Requirement:
What follows is a set of entries. Repeat them exactly, but not their pictures.

Supplied data:

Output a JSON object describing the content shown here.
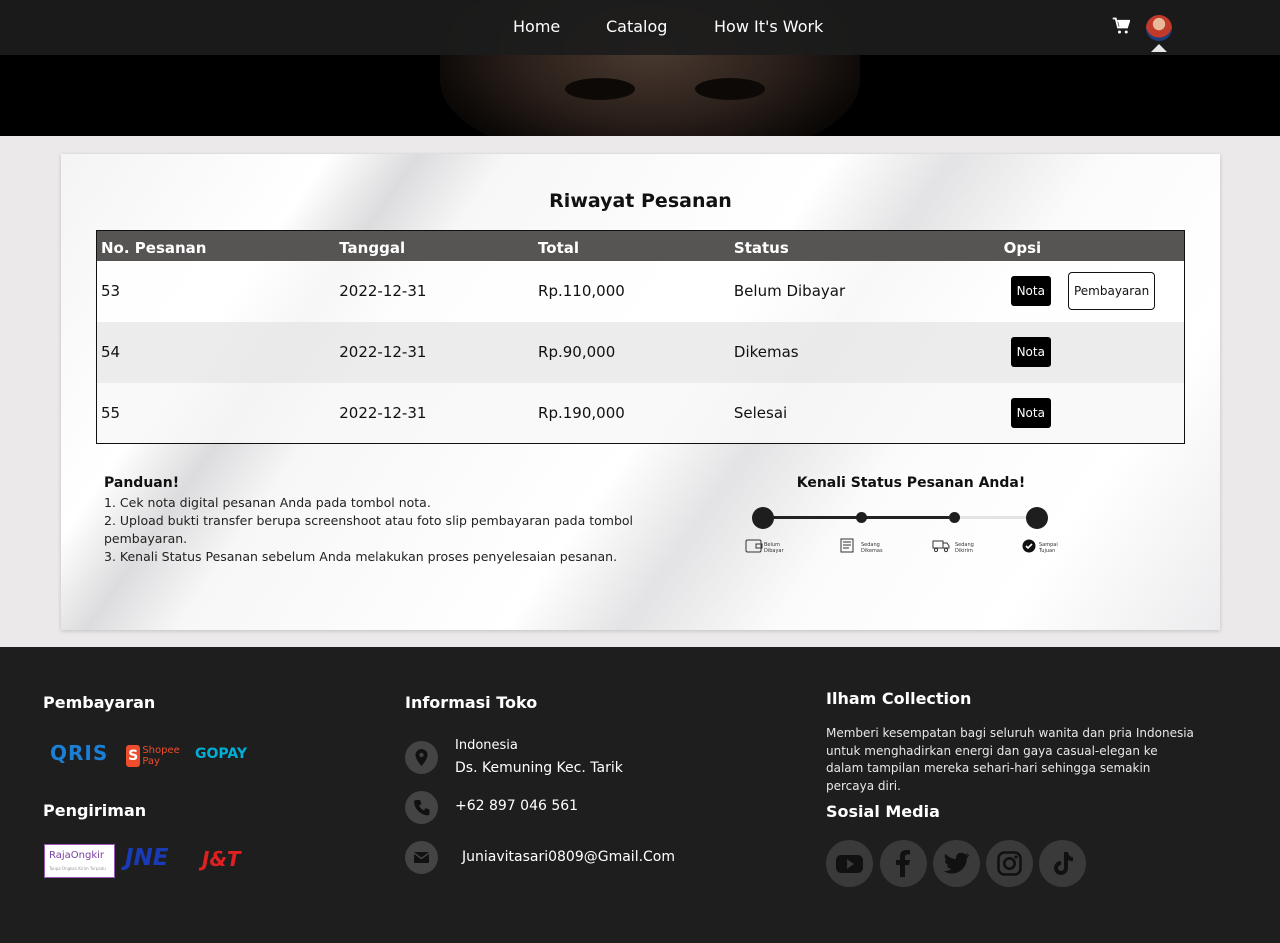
{
  "nav": {
    "home": "Home",
    "catalog": "Catalog",
    "how": "How It's Work"
  },
  "card": {
    "title": "Riwayat Pesanan",
    "columns": [
      "No. Pesanan",
      "Tanggal",
      "Total",
      "Status",
      "Opsi"
    ],
    "rows": [
      {
        "id": "53",
        "date": "2022-12-31",
        "total": "Rp.110,000",
        "status": "Belum Dibayar",
        "nota": "Nota",
        "pay": "Pembayaran"
      },
      {
        "id": "54",
        "date": "2022-12-31",
        "total": "Rp.90,000",
        "status": "Dikemas",
        "nota": "Nota"
      },
      {
        "id": "55",
        "date": "2022-12-31",
        "total": "Rp.190,000",
        "status": "Selesai",
        "nota": "Nota"
      }
    ],
    "guide": {
      "title": "Panduan!",
      "lines": [
        "1. Cek nota digital pesanan Anda pada tombol nota.",
        "2. Upload bukti transfer berupa screenshoot atau foto slip pembayaran pada tombol pembayaran.",
        "3. Kenali Status Pesanan sebelum Anda melakukan proses penyelesaian pesanan."
      ]
    },
    "status_guide": {
      "title": "Kenali Status Pesanan Anda!",
      "steps": [
        "Belum Dibayar",
        "Sedang Dikemas",
        "Sedang Dikirim",
        "Sampai Tujuan"
      ]
    }
  },
  "footer": {
    "payment_title": "Pembayaran",
    "payment_logos": [
      "QRIS",
      "Shopee Pay",
      "GOPAY"
    ],
    "shipping_title": "Pengiriman",
    "shipping_logos": [
      "RajaOngkir",
      "JNE",
      "J&T"
    ],
    "rajaongkir_tagline": "Tanpa Ongkos Kirim Terpadu",
    "store_title": "Informasi Toko",
    "country": "Indonesia",
    "address": "Ds. Kemuning Kec. Tarik",
    "phone": "+62 897 046 561",
    "email": "Juniavitasari0809@Gmail.Com",
    "brand_title": "Ilham Collection",
    "brand_desc": "Memberi kesempatan bagi seluruh wanita dan pria Indonesia untuk menghadirkan energi dan gaya casual-elegan ke dalam tampilan mereka sehari-hari sehingga semakin percaya diri.",
    "social_title": "Sosial Media",
    "socials": [
      "youtube-icon",
      "facebook-icon",
      "twitter-icon",
      "instagram-icon",
      "tiktok-icon"
    ]
  }
}
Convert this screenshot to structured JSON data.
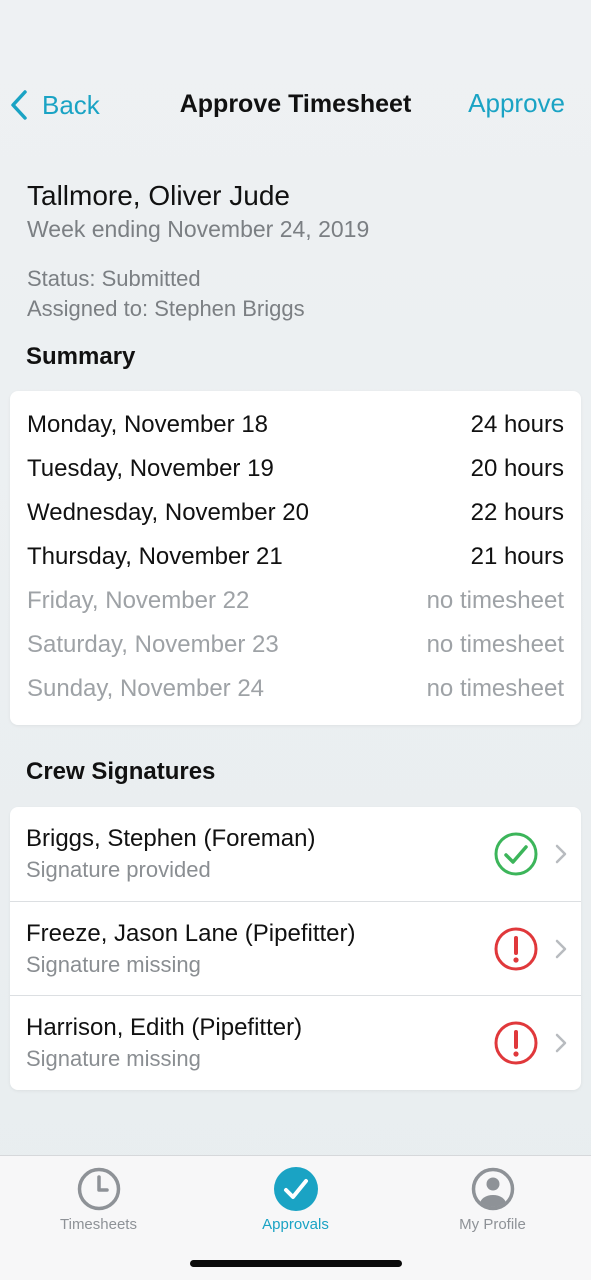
{
  "nav": {
    "back_label": "Back",
    "title": "Approve Timesheet",
    "approve_label": "Approve"
  },
  "employee": {
    "name": "Tallmore, Oliver Jude",
    "week": "Week ending November 24, 2019",
    "status": "Status: Submitted",
    "assigned": "Assigned to: Stephen Briggs"
  },
  "summary": {
    "title": "Summary",
    "days": [
      {
        "day": "Monday, November 18",
        "value": "24 hours"
      },
      {
        "day": "Tuesday, November 19",
        "value": "20 hours"
      },
      {
        "day": "Wednesday, November 20",
        "value": "22 hours"
      },
      {
        "day": "Thursday, November 21",
        "value": "21 hours"
      },
      {
        "day": "Friday, November 22",
        "value": "no timesheet"
      },
      {
        "day": "Saturday, November 23",
        "value": "no timesheet"
      },
      {
        "day": "Sunday, November 24",
        "value": "no timesheet"
      }
    ]
  },
  "signatures": {
    "title": "Crew  Signatures",
    "items": [
      {
        "name": "Briggs, Stephen (Foreman)",
        "status": "Signature provided",
        "icon": "check-circle-icon"
      },
      {
        "name": "Freeze, Jason Lane (Pipefitter)",
        "status": "Signature missing",
        "icon": "alert-circle-icon"
      },
      {
        "name": "Harrison, Edith (Pipefitter)",
        "status": "Signature missing",
        "icon": "alert-circle-icon"
      }
    ]
  },
  "tabs": [
    {
      "label": "Timesheets",
      "icon": "clock-icon"
    },
    {
      "label": "Approvals",
      "icon": "check-icon"
    },
    {
      "label": "My Profile",
      "icon": "user-icon"
    }
  ],
  "colors": {
    "accent": "#1aa3c4",
    "success": "#3cb55a",
    "error": "#e0383b",
    "muted": "#9ea2a6"
  }
}
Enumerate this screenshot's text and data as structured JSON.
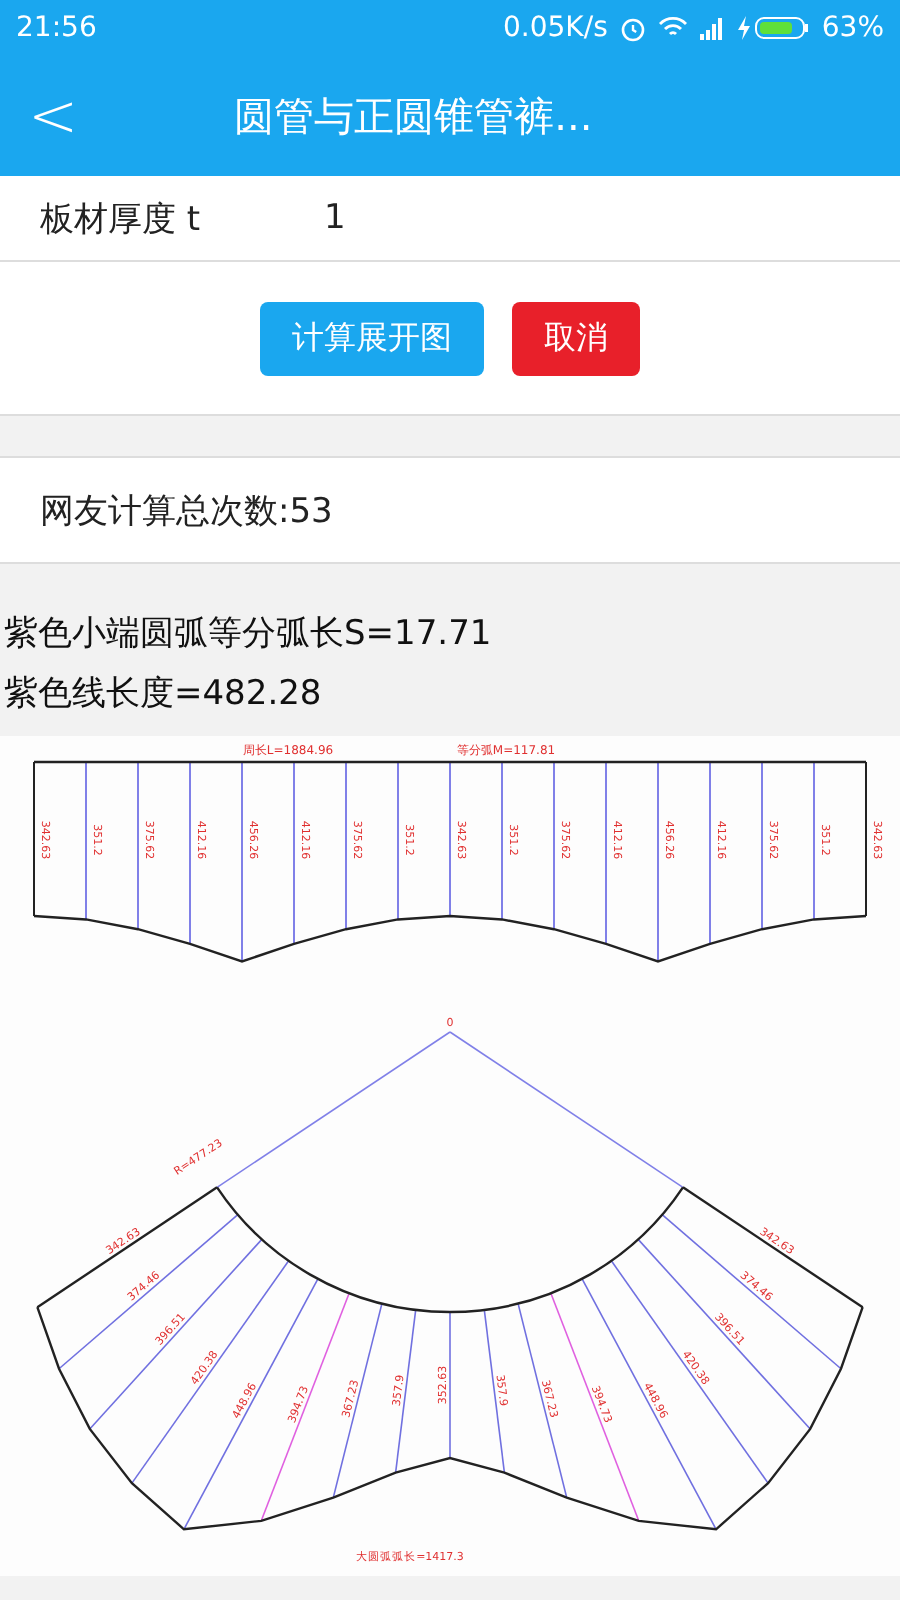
{
  "status_bar": {
    "time": "21:56",
    "speed": "0.05K/s",
    "battery": "63%"
  },
  "header": {
    "back": "<",
    "title": "圆管与正圆锥管裤..."
  },
  "field": {
    "label": "板材厚度 t",
    "value": "1"
  },
  "buttons": [
    {
      "label": "计算展开图",
      "kind": "primary"
    },
    {
      "label": "取消",
      "kind": "danger"
    }
  ],
  "count_text": "网友计算总次数:53",
  "results": [
    "紫色小端圆弧等分弧长S=17.71",
    "紫色线长度=482.28"
  ],
  "drawing": {
    "circumference": "周长L=1884.96",
    "division": "等分弧M=117.81",
    "strip_labels": [
      "342.63",
      "351.2",
      "375.62",
      "412.16",
      "456.26",
      "412.16",
      "375.62",
      "351.2",
      "342.63",
      "351.2",
      "375.62",
      "412.16",
      "456.26",
      "412.16",
      "375.62",
      "351.2",
      "342.63"
    ],
    "apex": "0",
    "radius": "R=477.23",
    "fan_labels": [
      "342.63",
      "374.46",
      "396.51",
      "420.38",
      "448.96",
      "394.73",
      "367.23",
      "357.9",
      "352.63",
      "357.9",
      "367.23",
      "394.73",
      "448.96",
      "420.38",
      "396.51",
      "374.46",
      "342.63"
    ],
    "arc_length": "大圆弧弧长=1417.3"
  }
}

The solution:
Output a JSON object describing the content shown here.
{
  "nav": {
    "home": "Home",
    "catalog": "Catalog",
    "how": "How It's Work"
  },
  "card": {
    "title": "Riwayat Pesanan",
    "columns": [
      "No. Pesanan",
      "Tanggal",
      "Total",
      "Status",
      "Opsi"
    ],
    "rows": [
      {
        "id": "53",
        "date": "2022-12-31",
        "total": "Rp.110,000",
        "status": "Belum Dibayar",
        "nota": "Nota",
        "pay": "Pembayaran"
      },
      {
        "id": "54",
        "date": "2022-12-31",
        "total": "Rp.90,000",
        "status": "Dikemas",
        "nota": "Nota"
      },
      {
        "id": "55",
        "date": "2022-12-31",
        "total": "Rp.190,000",
        "status": "Selesai",
        "nota": "Nota"
      }
    ],
    "guide": {
      "title": "Panduan!",
      "lines": [
        "1. Cek nota digital pesanan Anda pada tombol nota.",
        "2. Upload bukti transfer berupa screenshoot atau foto slip pembayaran pada tombol pembayaran.",
        "3. Kenali Status Pesanan sebelum Anda melakukan proses penyelesaian pesanan."
      ]
    },
    "status_guide": {
      "title": "Kenali Status Pesanan Anda!",
      "steps": [
        "Belum Dibayar",
        "Sedang Dikemas",
        "Sedang Dikirim",
        "Sampai Tujuan"
      ]
    }
  },
  "footer": {
    "payment_title": "Pembayaran",
    "payment_logos": [
      "QRIS",
      "Shopee Pay",
      "GOPAY"
    ],
    "shipping_title": "Pengiriman",
    "shipping_logos": [
      "RajaOngkir",
      "JNE",
      "J&T"
    ],
    "rajaongkir_tagline": "Tanpa Ongkos Kirim Terpadu",
    "store_title": "Informasi Toko",
    "country": "Indonesia",
    "address": "Ds. Kemuning Kec. Tarik",
    "phone": "+62 897 046 561",
    "email": "Juniavitasari0809@Gmail.Com",
    "brand_title": "Ilham Collection",
    "brand_desc": "Memberi kesempatan bagi seluruh wanita dan pria Indonesia untuk menghadirkan energi dan gaya casual-elegan ke dalam tampilan mereka sehari-hari sehingga semakin percaya diri.",
    "social_title": "Sosial Media",
    "socials": [
      "youtube-icon",
      "facebook-icon",
      "twitter-icon",
      "instagram-icon",
      "tiktok-icon"
    ]
  }
}
Convert this screenshot to structured JSON data.
{
  "nav": {
    "back_label": "Back",
    "title": "Approve Timesheet",
    "approve_label": "Approve"
  },
  "employee": {
    "name": "Tallmore, Oliver Jude",
    "week": "Week ending November 24, 2019",
    "status": "Status: Submitted",
    "assigned": "Assigned to: Stephen Briggs"
  },
  "summary": {
    "title": "Summary",
    "days": [
      {
        "day": "Monday, November 18",
        "value": "24 hours"
      },
      {
        "day": "Tuesday, November 19",
        "value": "20 hours"
      },
      {
        "day": "Wednesday, November 20",
        "value": "22 hours"
      },
      {
        "day": "Thursday, November 21",
        "value": "21 hours"
      },
      {
        "day": "Friday, November 22",
        "value": "no timesheet"
      },
      {
        "day": "Saturday, November 23",
        "value": "no timesheet"
      },
      {
        "day": "Sunday, November 24",
        "value": "no timesheet"
      }
    ]
  },
  "signatures": {
    "title": "Crew  Signatures",
    "items": [
      {
        "name": "Briggs, Stephen (Foreman)",
        "status": "Signature provided",
        "icon": "check-circle-icon"
      },
      {
        "name": "Freeze, Jason Lane (Pipefitter)",
        "status": "Signature missing",
        "icon": "alert-circle-icon"
      },
      {
        "name": "Harrison, Edith (Pipefitter)",
        "status": "Signature missing",
        "icon": "alert-circle-icon"
      }
    ]
  },
  "tabs": [
    {
      "label": "Timesheets",
      "icon": "clock-icon"
    },
    {
      "label": "Approvals",
      "icon": "check-icon"
    },
    {
      "label": "My Profile",
      "icon": "user-icon"
    }
  ],
  "colors": {
    "accent": "#1aa3c4",
    "success": "#3cb55a",
    "error": "#e0383b",
    "muted": "#9ea2a6"
  }
}
Enumerate this screenshot's text and data as structured JSON.
{
  "status_bar": {
    "time": "21:56",
    "speed": "0.05K/s",
    "battery": "63%"
  },
  "header": {
    "back": "<",
    "title": "圆管与正圆锥管裤..."
  },
  "field": {
    "label": "板材厚度 t",
    "value": "1"
  },
  "buttons": [
    {
      "label": "计算展开图",
      "kind": "primary"
    },
    {
      "label": "取消",
      "kind": "danger"
    }
  ],
  "count_text": "网友计算总次数:53",
  "results": [
    "紫色小端圆弧等分弧长S=17.71",
    "紫色线长度=482.28"
  ],
  "drawing": {
    "circumference": "周长L=1884.96",
    "division": "等分弧M=117.81",
    "strip_labels": [
      "342.63",
      "351.2",
      "375.62",
      "412.16",
      "456.26",
      "412.16",
      "375.62",
      "351.2",
      "342.63",
      "351.2",
      "375.62",
      "412.16",
      "456.26",
      "412.16",
      "375.62",
      "351.2",
      "342.63"
    ],
    "apex": "0",
    "radius": "R=477.23",
    "fan_labels": [
      "342.63",
      "374.46",
      "396.51",
      "420.38",
      "448.96",
      "394.73",
      "367.23",
      "357.9",
      "352.63",
      "357.9",
      "367.23",
      "394.73",
      "448.96",
      "420.38",
      "396.51",
      "374.46",
      "342.63"
    ],
    "arc_length": "大圆弧弧长=1417.3"
  }
}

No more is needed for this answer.